* Begin Data section *
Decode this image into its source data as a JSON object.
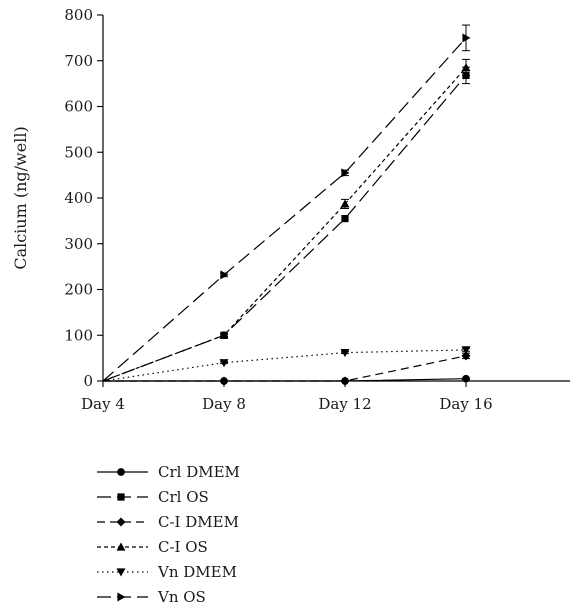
{
  "chart_data": {
    "type": "line",
    "title": "",
    "xlabel": "",
    "ylabel": "Calcium (ng/well)",
    "categories": [
      "Day 4",
      "Day 8",
      "Day 12",
      "Day 16"
    ],
    "ylim": [
      0,
      800
    ],
    "yticks": [
      0,
      100,
      200,
      300,
      400,
      500,
      600,
      700,
      800
    ],
    "grid": false,
    "legend_position": "bottom",
    "series": [
      {
        "name": "Crl DMEM",
        "values": [
          0,
          0,
          0,
          5
        ],
        "errors": [
          0,
          0,
          0,
          2
        ],
        "marker": "circle",
        "dash": "solid",
        "color": "#000000"
      },
      {
        "name": "Crl OS",
        "values": [
          0,
          100,
          355,
          668
        ],
        "errors": [
          0,
          3,
          0,
          18
        ],
        "marker": "square",
        "dash": "long-dash",
        "color": "#000000"
      },
      {
        "name": "C-I DMEM",
        "values": [
          0,
          0,
          0,
          55
        ],
        "errors": [
          0,
          0,
          0,
          6
        ],
        "marker": "diamond",
        "dash": "dash",
        "color": "#000000"
      },
      {
        "name": "C-I OS",
        "values": [
          0,
          100,
          387,
          685
        ],
        "errors": [
          0,
          3,
          10,
          18
        ],
        "marker": "triangle-up",
        "dash": "short-dash",
        "color": "#000000"
      },
      {
        "name": "Vn DMEM",
        "values": [
          0,
          40,
          62,
          68
        ],
        "errors": [
          0,
          2,
          2,
          3
        ],
        "marker": "triangle-down",
        "dash": "dot",
        "color": "#000000"
      },
      {
        "name": "Vn OS",
        "values": [
          0,
          232,
          455,
          750
        ],
        "errors": [
          0,
          4,
          6,
          28
        ],
        "marker": "triangle-right",
        "dash": "long-dash",
        "color": "#000000"
      }
    ]
  }
}
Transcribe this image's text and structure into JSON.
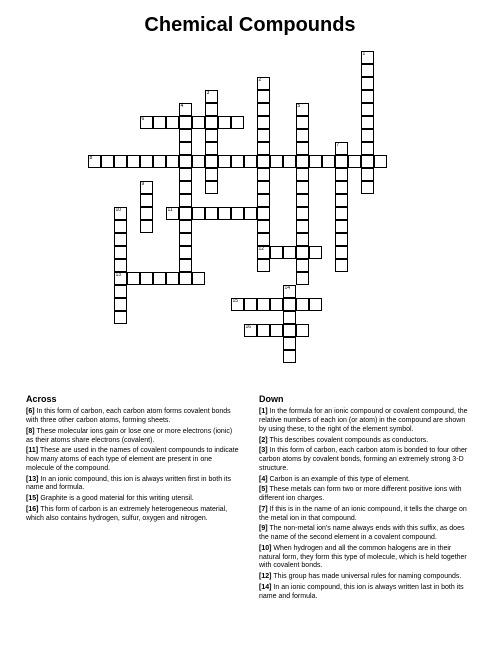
* End Data section *
What to produce: Return every line containing "image".

Result of the task:
Decode this image into its source data as a JSON object.
Transcribe this image's text and structure into JSON.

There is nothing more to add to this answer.